-------- Entries provided --------
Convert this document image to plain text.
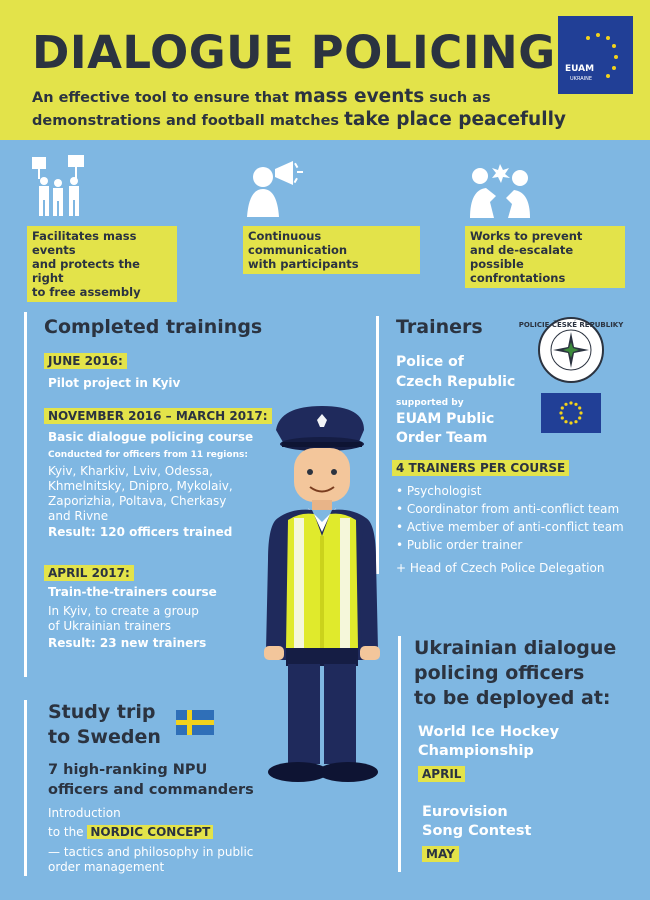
DIALOGUE POLICING
An effective tool to ensure that mass events such as demonstrations and football matches take place peacefully
EUAM
UKRAINE
Facilitates mass events
and protects the right
to free assembly
Continuous communication
with participants
Works to prevent
and de-escalate possible
confrontations
Completed trainings
JUNE 2016:
Pilot project in Kyiv
NOVEMBER 2016 – MARCH 2017:
Basic dialogue policing course
Conducted for officers from 11 regions:
Kyiv, Kharkiv, Lviv, Odessa,
Khmelnitsky, Dnipro, Mykolaiv,
Zaporizhia, Poltava, Cherkasy
and Rivne
Result: 120 officers trained
APRIL 2017:
Train-the-trainers course
In Kyiv, to create a group
of Ukrainian trainers
Result: 23 new trainers
Trainers	POLICIE ČESKÉ REPUBLIKY
Police of
Czech Republic
supported by
EUAM Public
Order Team
4 TRAINERS PER COURSE
• Psychologist
• Coordinator from anti-conflict team
• Active member of anti-conflict team
• Public order trainer
+ Head of Czech Police Delegation
Study trip
to Sweden
7 high-ranking NPU
officers and commanders
Introduction
to the NORDIC CONCEPT
— tactics and philosophy in public
order management
Ukrainian dialogue
policing officers
to be deployed at:
World Ice Hockey
Championship
APRIL
Eurovision
Song Contest
MAY
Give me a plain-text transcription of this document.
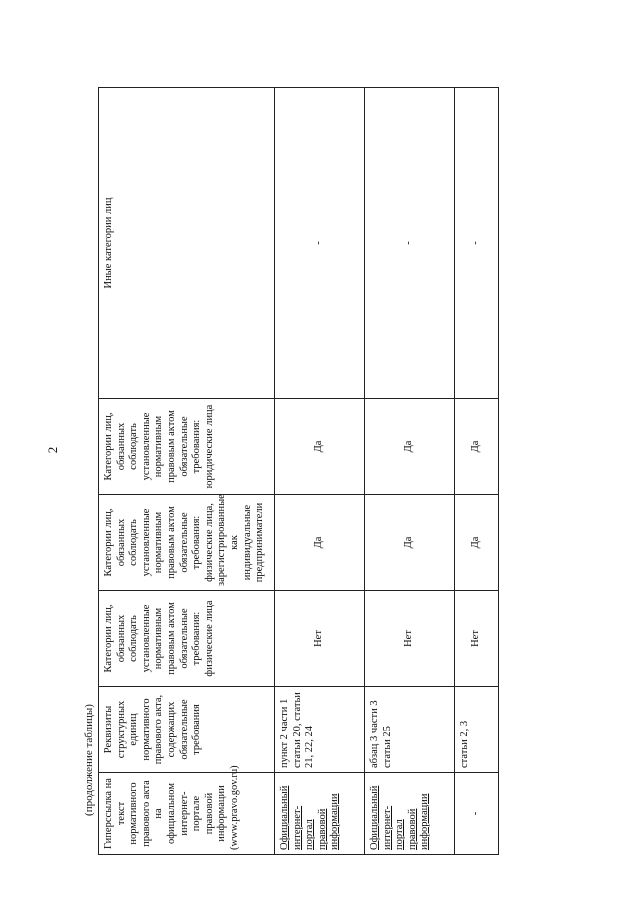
2
(продолжение таблицы) Гиперссылка на текст нормативного правового акта на официальном интернет-портале правовой информации (www.pravo.gov.ru)	Реквизиты структурных единиц нормативного правового акта, содержащих обязательные требования	Категории лиц, обязанных соблюдать установленные нормативным правовым актом обязательные требования: физические лица	Категории лиц, обязанных соблюдать установленные нормативным правовым актом обязательные требования: физические лица, зарегистрированные как индивидуальные предприниматели	Категории лиц, обязанных соблюдать установленные нормативным правовым актом обязательные требования: юридические лица	Иные категории лиц
Официальный интернет-портал правовой информации	пункт 2 части 1 статьи 20, статьи 21, 22, 24	Нет	Да	Да	-
Официальный интернет-портал правовой информации	абзац 3 части 3 статьи 25	Нет	Да	Да	-
-	статьи 2, 3	Нет	Да	Да	-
--------
# [To be done]
Print the records above exactly as they stand, but leave out the pictures.

# [Answer]
Convert this document image to plain text.
DIALOGUE POLICING
An effective tool to ensure that mass events such as demonstrations and football matches take place peacefully
EUAM
UKRAINE
Facilitates mass events
and protects the right
to free assembly
Continuous communication
with participants
Works to prevent
and de-escalate possible
confrontations
Completed trainings
JUNE 2016:
Pilot project in Kyiv
NOVEMBER 2016 – MARCH 2017:
Basic dialogue policing course
Conducted for officers from 11 regions:
Kyiv, Kharkiv, Lviv, Odessa,
Khmelnitsky, Dnipro, Mykolaiv,
Zaporizhia, Poltava, Cherkasy
and Rivne
Result: 120 officers trained
APRIL 2017:
Train-the-trainers course
In Kyiv, to create a group
of Ukrainian trainers
Result: 23 new trainers
Trainers	POLICIE ČESKÉ REPUBLIKY
Police of
Czech Republic
supported by
EUAM Public
Order Team
4 TRAINERS PER COURSE
• Psychologist
• Coordinator from anti-conflict team
• Active member of anti-conflict team
• Public order trainer
+ Head of Czech Police Delegation
Study trip
to Sweden
7 high-ranking NPU
officers and commanders
Introduction
to the NORDIC CONCEPT
— tactics and philosophy in public
order management
Ukrainian dialogue
policing officers
to be deployed at:
World Ice Hockey
Championship
APRIL
Eurovision
Song Contest
MAY
Give me a plain-text transcription of this document.
2
(продолжение таблицы) Гиперссылка на текст нормативного правового акта на официальном интернет-портале правовой информации (www.pravo.gov.ru)	Реквизиты структурных единиц нормативного правового акта, содержащих обязательные требования	Категории лиц, обязанных соблюдать установленные нормативным правовым актом обязательные требования: физические лица	Категории лиц, обязанных соблюдать установленные нормативным правовым актом обязательные требования: физические лица, зарегистрированные как индивидуальные предприниматели	Категории лиц, обязанных соблюдать установленные нормативным правовым актом обязательные требования: юридические лица	Иные категории лиц
Официальный интернет-портал правовой информации	пункт 2 части 1 статьи 20, статьи 21, 22, 24	Нет	Да	Да	-
Официальный интернет-портал правовой информации	абзац 3 части 3 статьи 25	Нет	Да	Да	-
-	статьи 2, 3	Нет	Да	Да	-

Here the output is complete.